▶ _Data in this exercise_
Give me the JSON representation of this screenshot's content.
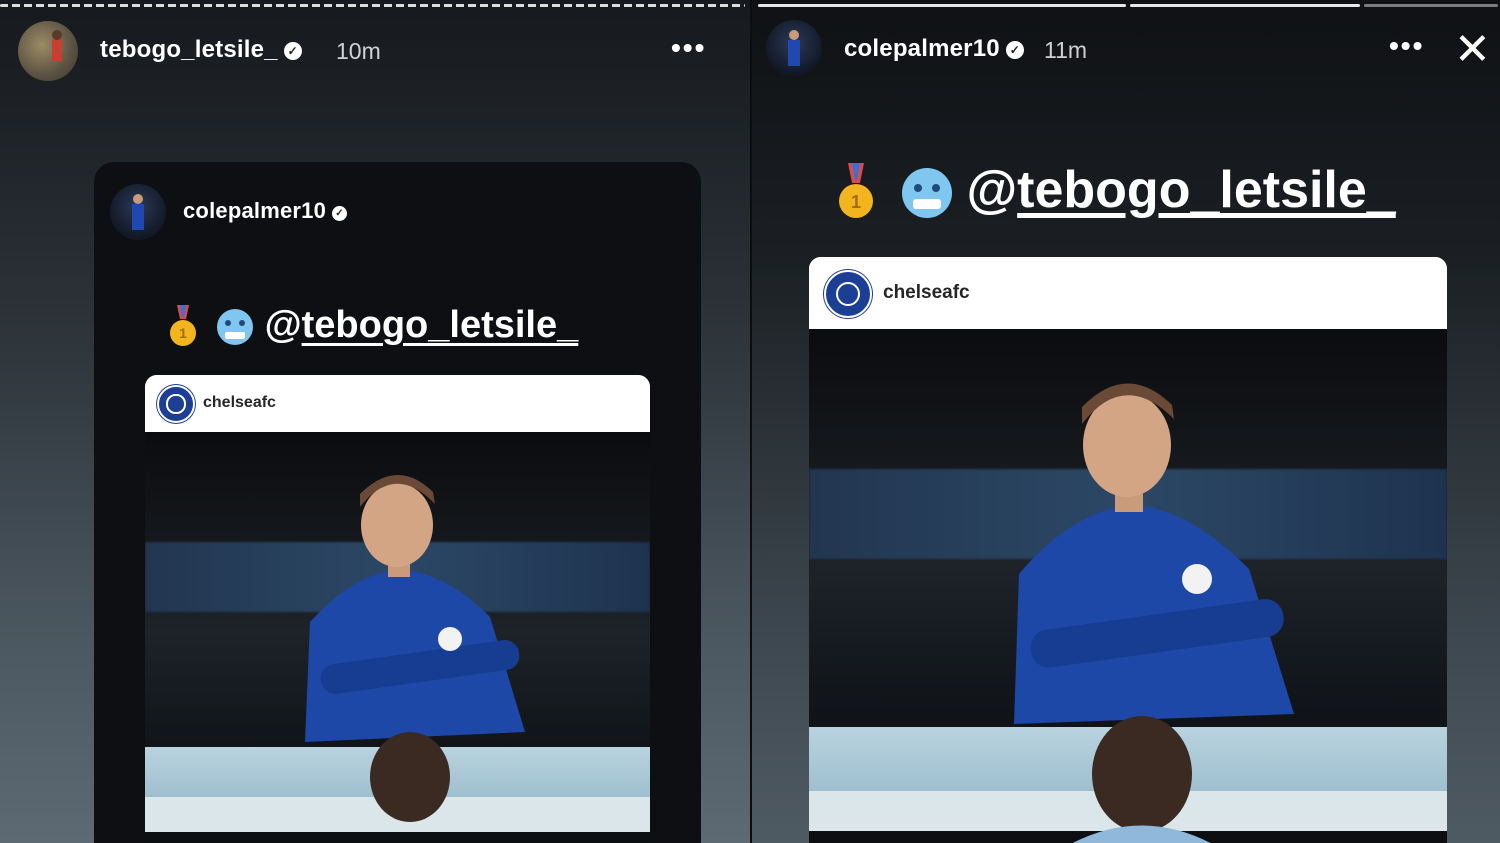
{
  "left_story": {
    "username": "tebogo_letsile_",
    "time": "10m",
    "more_label": "•••",
    "shared_story": {
      "username": "colepalmer10",
      "mention_prefix": "@",
      "mention": "tebogo_letsile_",
      "post_account": "chelseafc"
    }
  },
  "right_story": {
    "username": "colepalmer10",
    "time": "11m",
    "more_label": "•••",
    "close_label": "✕",
    "mention_prefix": "@",
    "mention": "tebogo_letsile_",
    "post_account": "chelseafc"
  },
  "emojis": [
    "gold-medal",
    "cold-face"
  ],
  "colors": {
    "chelsea_blue": "#1c3f95",
    "medal_gold": "#f2b51e",
    "cold_face_blue": "#7fc7f0"
  }
}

▶ _Exercise prompt_
Go through the listing above and quote it exactly, apart from its images.

▶ _Result of this task_
Give me the JSON representation of this screenshot's content.
{
  "left_story": {
    "username": "tebogo_letsile_",
    "time": "10m",
    "more_label": "•••",
    "shared_story": {
      "username": "colepalmer10",
      "mention_prefix": "@",
      "mention": "tebogo_letsile_",
      "post_account": "chelseafc"
    }
  },
  "right_story": {
    "username": "colepalmer10",
    "time": "11m",
    "more_label": "•••",
    "close_label": "✕",
    "mention_prefix": "@",
    "mention": "tebogo_letsile_",
    "post_account": "chelseafc"
  },
  "emojis": [
    "gold-medal",
    "cold-face"
  ],
  "colors": {
    "chelsea_blue": "#1c3f95",
    "medal_gold": "#f2b51e",
    "cold_face_blue": "#7fc7f0"
  }
}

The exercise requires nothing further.